Below is a block of records; return all of them exactly, but without the images.
--------
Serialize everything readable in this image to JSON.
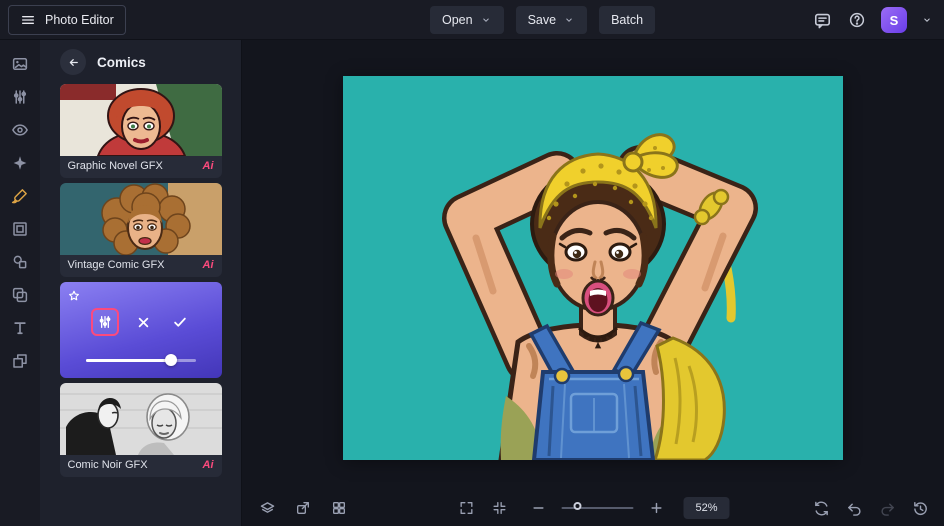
{
  "app": {
    "title": "Photo Editor"
  },
  "topbar": {
    "open": "Open",
    "save": "Save",
    "batch": "Batch",
    "avatar_initial": "S"
  },
  "rail_tools": [
    "library",
    "edit",
    "touch-up",
    "effects",
    "artsy",
    "frames",
    "graphics",
    "overlays",
    "text",
    "textures"
  ],
  "rail_active_tool": "artsy",
  "panel": {
    "title": "Comics",
    "cards": [
      {
        "label": "Graphic Novel GFX",
        "badge": "Ai"
      },
      {
        "label": "Vintage Comic GFX",
        "badge": "Ai"
      },
      {
        "label": "Comic Noir GFX",
        "badge": "Ai"
      }
    ],
    "active_effect": {
      "slider_percent": 78
    }
  },
  "statusbar": {
    "zoom": "52%",
    "zoom_slider_percent": 17
  },
  "colors": {
    "accent_pink": "#fc4a7d",
    "active_tool_gold": "#dba345",
    "selected_gradient_top": "#8b80f2",
    "selected_gradient_bottom": "#4336b8",
    "avatar_purple": "#7b52ee",
    "canvas_teal": "#29b1ac",
    "topbar_bg": "#191b24",
    "panel_bg": "#1e212c",
    "canvas_bg": "#13151d"
  },
  "icons": {
    "topbar": [
      "hamburger-icon",
      "chevron-down-icon",
      "feedback-icon",
      "help-icon"
    ],
    "rail": [
      "image-icon",
      "adjust-sliders-icon",
      "eye-icon",
      "sparkle-icon",
      "paintbrush-icon",
      "frame-icon",
      "shapes-icon",
      "overlays-icon",
      "text-icon",
      "textures-icon"
    ],
    "panel": [
      "back-arrow-icon",
      "star-icon",
      "settings-sliders-icon",
      "close-icon",
      "check-icon"
    ],
    "statusbar": [
      "layers-icon",
      "export-icon",
      "grid-icon",
      "fit-screen-icon",
      "actual-size-icon",
      "zoom-out-icon",
      "zoom-in-icon",
      "compare-icon",
      "undo-icon",
      "redo-icon",
      "history-icon"
    ]
  }
}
--------
Worked answer:
Serialize everything readable in this image to JSON.
{
  "app": {
    "title": "Photo Editor"
  },
  "topbar": {
    "open": "Open",
    "save": "Save",
    "batch": "Batch",
    "avatar_initial": "S"
  },
  "rail_tools": [
    "library",
    "edit",
    "touch-up",
    "effects",
    "artsy",
    "frames",
    "graphics",
    "overlays",
    "text",
    "textures"
  ],
  "rail_active_tool": "artsy",
  "panel": {
    "title": "Comics",
    "cards": [
      {
        "label": "Graphic Novel GFX",
        "badge": "Ai"
      },
      {
        "label": "Vintage Comic GFX",
        "badge": "Ai"
      },
      {
        "label": "Comic Noir GFX",
        "badge": "Ai"
      }
    ],
    "active_effect": {
      "slider_percent": 78
    }
  },
  "statusbar": {
    "zoom": "52%",
    "zoom_slider_percent": 17
  },
  "colors": {
    "accent_pink": "#fc4a7d",
    "active_tool_gold": "#dba345",
    "selected_gradient_top": "#8b80f2",
    "selected_gradient_bottom": "#4336b8",
    "avatar_purple": "#7b52ee",
    "canvas_teal": "#29b1ac",
    "topbar_bg": "#191b24",
    "panel_bg": "#1e212c",
    "canvas_bg": "#13151d"
  },
  "icons": {
    "topbar": [
      "hamburger-icon",
      "chevron-down-icon",
      "feedback-icon",
      "help-icon"
    ],
    "rail": [
      "image-icon",
      "adjust-sliders-icon",
      "eye-icon",
      "sparkle-icon",
      "paintbrush-icon",
      "frame-icon",
      "shapes-icon",
      "overlays-icon",
      "text-icon",
      "textures-icon"
    ],
    "panel": [
      "back-arrow-icon",
      "star-icon",
      "settings-sliders-icon",
      "close-icon",
      "check-icon"
    ],
    "statusbar": [
      "layers-icon",
      "export-icon",
      "grid-icon",
      "fit-screen-icon",
      "actual-size-icon",
      "zoom-out-icon",
      "zoom-in-icon",
      "compare-icon",
      "undo-icon",
      "redo-icon",
      "history-icon"
    ]
  }
}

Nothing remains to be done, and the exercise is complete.